→ The input:
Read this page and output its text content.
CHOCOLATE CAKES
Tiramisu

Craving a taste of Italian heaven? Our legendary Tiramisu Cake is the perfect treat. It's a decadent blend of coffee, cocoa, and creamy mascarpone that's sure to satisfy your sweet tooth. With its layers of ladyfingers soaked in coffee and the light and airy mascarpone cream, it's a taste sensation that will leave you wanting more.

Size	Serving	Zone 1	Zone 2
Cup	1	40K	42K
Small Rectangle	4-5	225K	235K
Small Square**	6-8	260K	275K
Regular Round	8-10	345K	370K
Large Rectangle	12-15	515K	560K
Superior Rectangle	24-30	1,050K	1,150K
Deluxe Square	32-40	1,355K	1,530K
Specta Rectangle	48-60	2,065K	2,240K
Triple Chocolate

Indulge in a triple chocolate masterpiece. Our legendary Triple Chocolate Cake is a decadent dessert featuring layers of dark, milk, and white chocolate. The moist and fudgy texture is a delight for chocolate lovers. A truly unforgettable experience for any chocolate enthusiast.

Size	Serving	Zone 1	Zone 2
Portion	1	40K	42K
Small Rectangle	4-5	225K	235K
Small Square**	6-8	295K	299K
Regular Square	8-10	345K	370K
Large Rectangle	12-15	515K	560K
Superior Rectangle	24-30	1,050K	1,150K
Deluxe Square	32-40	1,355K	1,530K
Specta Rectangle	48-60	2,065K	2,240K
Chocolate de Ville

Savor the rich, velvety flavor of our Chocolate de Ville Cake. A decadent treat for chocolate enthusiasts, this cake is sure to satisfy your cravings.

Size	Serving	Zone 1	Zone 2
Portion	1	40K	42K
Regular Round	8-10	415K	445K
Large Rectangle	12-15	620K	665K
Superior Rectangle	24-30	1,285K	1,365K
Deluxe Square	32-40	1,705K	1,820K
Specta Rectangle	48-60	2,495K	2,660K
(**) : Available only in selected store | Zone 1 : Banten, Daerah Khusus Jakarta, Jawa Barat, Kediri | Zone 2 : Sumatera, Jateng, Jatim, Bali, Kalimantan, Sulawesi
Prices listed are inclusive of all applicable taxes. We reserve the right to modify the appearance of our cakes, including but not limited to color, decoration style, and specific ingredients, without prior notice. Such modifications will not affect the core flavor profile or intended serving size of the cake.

→ What the exercise asks:
Which lines include "this"? Copy each of them out.

→ Answer:
Read this page and output its text content.
Savor the rich, velvety flavor of our Chocolate de Ville Cake. A decadent treat for chocolate enthusiasts, this cake is sure to satisfy your cravings.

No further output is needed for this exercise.